<<<<

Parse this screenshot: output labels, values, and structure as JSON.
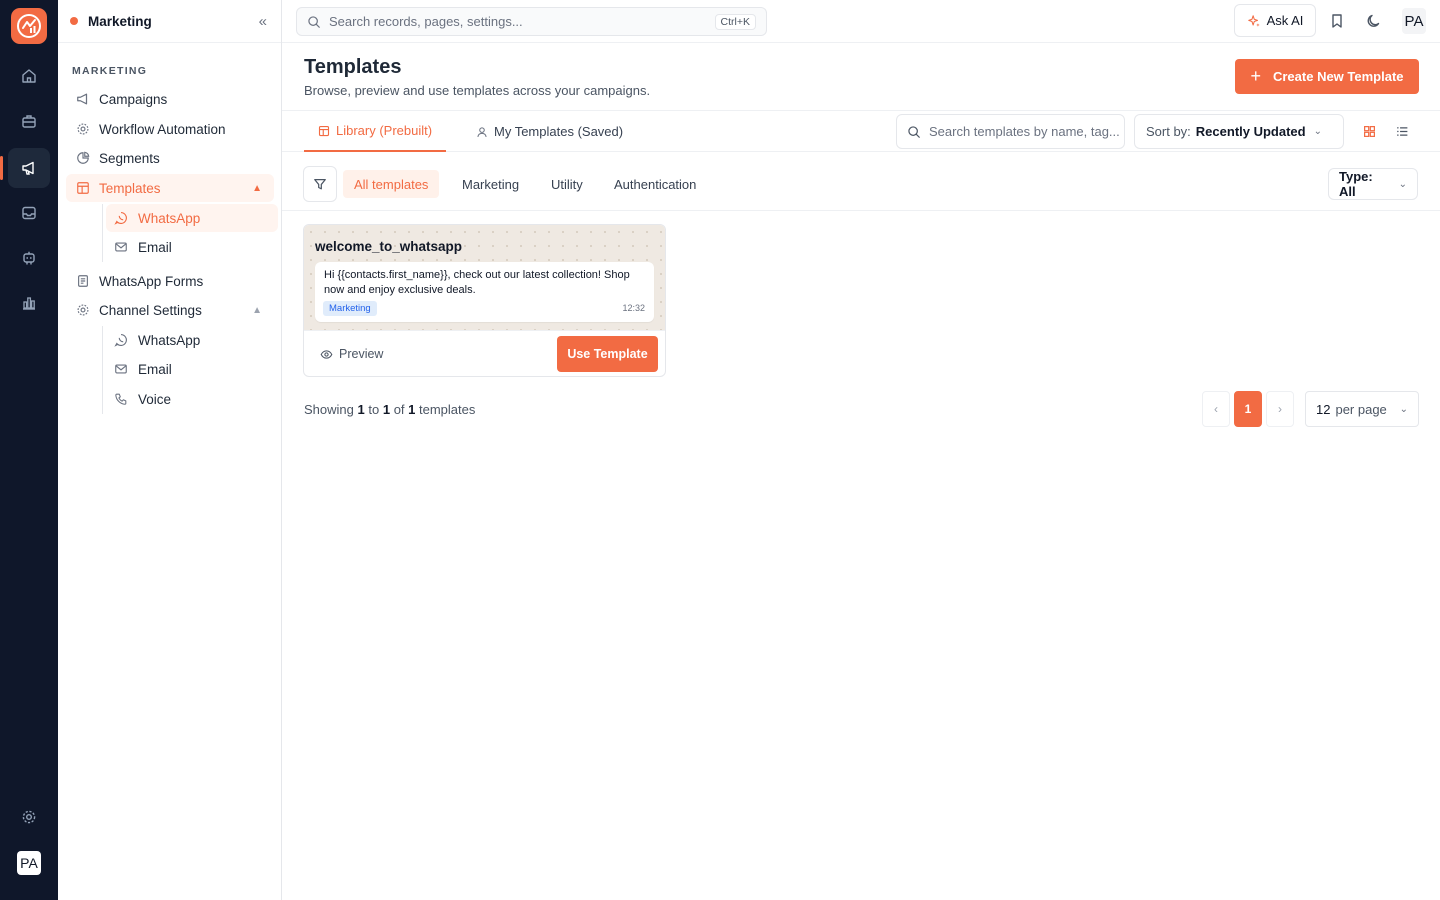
{
  "rail": {
    "items": [
      {
        "icon": "home-icon",
        "active": false
      },
      {
        "icon": "briefcase-icon",
        "active": false
      },
      {
        "icon": "megaphone-icon",
        "active": true
      },
      {
        "icon": "inbox-icon",
        "active": false
      },
      {
        "icon": "bot-icon",
        "active": false
      },
      {
        "icon": "bar-chart-icon",
        "active": false
      }
    ],
    "settings_icon": "settings-icon",
    "avatar_initials": "PA"
  },
  "sidebar": {
    "title": "Marketing",
    "section_label": "MARKETING",
    "items": [
      {
        "label": "Campaigns",
        "icon": "megaphone-icon"
      },
      {
        "label": "Workflow Automation",
        "icon": "workflow-icon"
      },
      {
        "label": "Segments",
        "icon": "pie-chart-icon"
      },
      {
        "label": "Templates",
        "icon": "layout-template-icon",
        "expanded": true,
        "selected": true
      },
      {
        "label": "WhatsApp Forms",
        "icon": "form-icon"
      },
      {
        "label": "Channel Settings",
        "icon": "settings-icon",
        "expanded": true
      }
    ],
    "templates_sub": [
      {
        "label": "WhatsApp",
        "icon": "whatsapp-icon",
        "selected": true
      },
      {
        "label": "Email",
        "icon": "mail-icon"
      }
    ],
    "channel_sub": [
      {
        "label": "WhatsApp",
        "icon": "whatsapp-icon"
      },
      {
        "label": "Email",
        "icon": "mail-icon"
      },
      {
        "label": "Voice",
        "icon": "phone-icon"
      }
    ]
  },
  "topbar": {
    "search_placeholder": "Search records, pages, settings...",
    "search_shortcut": "Ctrl+K",
    "ask_ai_label": "Ask AI",
    "avatar_initials": "PA"
  },
  "page": {
    "title": "Templates",
    "subtitle": "Browse, preview and use templates across your campaigns.",
    "create_button": "Create New Template"
  },
  "tabs": [
    {
      "label": "Library (Prebuilt)",
      "active": true
    },
    {
      "label": "My Templates (Saved)",
      "active": false
    }
  ],
  "toolbar": {
    "search_placeholder": "Search templates by name, tag...",
    "sort_prefix": "Sort by:",
    "sort_value": "Recently Updated"
  },
  "filters": {
    "chips": [
      {
        "label": "All templates",
        "active": true
      },
      {
        "label": "Marketing",
        "active": false
      },
      {
        "label": "Utility",
        "active": false
      },
      {
        "label": "Authentication",
        "active": false
      }
    ],
    "type_label": "Type: All"
  },
  "templates": [
    {
      "name": "welcome_to_whatsapp",
      "body": "Hi {{contacts.first_name}}, check out our latest collection! Shop now and enjoy exclusive deals.",
      "category": "Marketing",
      "time": "12:32",
      "preview_label": "Preview",
      "use_label": "Use Template"
    }
  ],
  "pagination": {
    "prefix": "Showing",
    "from": "1",
    "to_word": "to",
    "to": "1",
    "of_word": "of",
    "total": "1",
    "suffix": "templates",
    "current_page": "1",
    "per_page_value": "12",
    "per_page_suffix": "per page"
  },
  "colors": {
    "accent": "#f26b43",
    "rail_bg": "#0f172a",
    "badge_bg": "#e0ecfb",
    "badge_text": "#2563eb"
  }
}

>>>>

• **Short task**: Return all of the entries exactly as written, but drop any pictures they hold.

• **Solution to this exercise**:
Parse this screenshot: output labels, values, and structure as JSON.
{
  "rail": {
    "items": [
      {
        "icon": "home-icon",
        "active": false
      },
      {
        "icon": "briefcase-icon",
        "active": false
      },
      {
        "icon": "megaphone-icon",
        "active": true
      },
      {
        "icon": "inbox-icon",
        "active": false
      },
      {
        "icon": "bot-icon",
        "active": false
      },
      {
        "icon": "bar-chart-icon",
        "active": false
      }
    ],
    "settings_icon": "settings-icon",
    "avatar_initials": "PA"
  },
  "sidebar": {
    "title": "Marketing",
    "section_label": "MARKETING",
    "items": [
      {
        "label": "Campaigns",
        "icon": "megaphone-icon"
      },
      {
        "label": "Workflow Automation",
        "icon": "workflow-icon"
      },
      {
        "label": "Segments",
        "icon": "pie-chart-icon"
      },
      {
        "label": "Templates",
        "icon": "layout-template-icon",
        "expanded": true,
        "selected": true
      },
      {
        "label": "WhatsApp Forms",
        "icon": "form-icon"
      },
      {
        "label": "Channel Settings",
        "icon": "settings-icon",
        "expanded": true
      }
    ],
    "templates_sub": [
      {
        "label": "WhatsApp",
        "icon": "whatsapp-icon",
        "selected": true
      },
      {
        "label": "Email",
        "icon": "mail-icon"
      }
    ],
    "channel_sub": [
      {
        "label": "WhatsApp",
        "icon": "whatsapp-icon"
      },
      {
        "label": "Email",
        "icon": "mail-icon"
      },
      {
        "label": "Voice",
        "icon": "phone-icon"
      }
    ]
  },
  "topbar": {
    "search_placeholder": "Search records, pages, settings...",
    "search_shortcut": "Ctrl+K",
    "ask_ai_label": "Ask AI",
    "avatar_initials": "PA"
  },
  "page": {
    "title": "Templates",
    "subtitle": "Browse, preview and use templates across your campaigns.",
    "create_button": "Create New Template"
  },
  "tabs": [
    {
      "label": "Library (Prebuilt)",
      "active": true
    },
    {
      "label": "My Templates (Saved)",
      "active": false
    }
  ],
  "toolbar": {
    "search_placeholder": "Search templates by name, tag...",
    "sort_prefix": "Sort by:",
    "sort_value": "Recently Updated"
  },
  "filters": {
    "chips": [
      {
        "label": "All templates",
        "active": true
      },
      {
        "label": "Marketing",
        "active": false
      },
      {
        "label": "Utility",
        "active": false
      },
      {
        "label": "Authentication",
        "active": false
      }
    ],
    "type_label": "Type: All"
  },
  "templates": [
    {
      "name": "welcome_to_whatsapp",
      "body": "Hi {{contacts.first_name}}, check out our latest collection! Shop now and enjoy exclusive deals.",
      "category": "Marketing",
      "time": "12:32",
      "preview_label": "Preview",
      "use_label": "Use Template"
    }
  ],
  "pagination": {
    "prefix": "Showing",
    "from": "1",
    "to_word": "to",
    "to": "1",
    "of_word": "of",
    "total": "1",
    "suffix": "templates",
    "current_page": "1",
    "per_page_value": "12",
    "per_page_suffix": "per page"
  },
  "colors": {
    "accent": "#f26b43",
    "rail_bg": "#0f172a",
    "badge_bg": "#e0ecfb",
    "badge_text": "#2563eb"
  }
}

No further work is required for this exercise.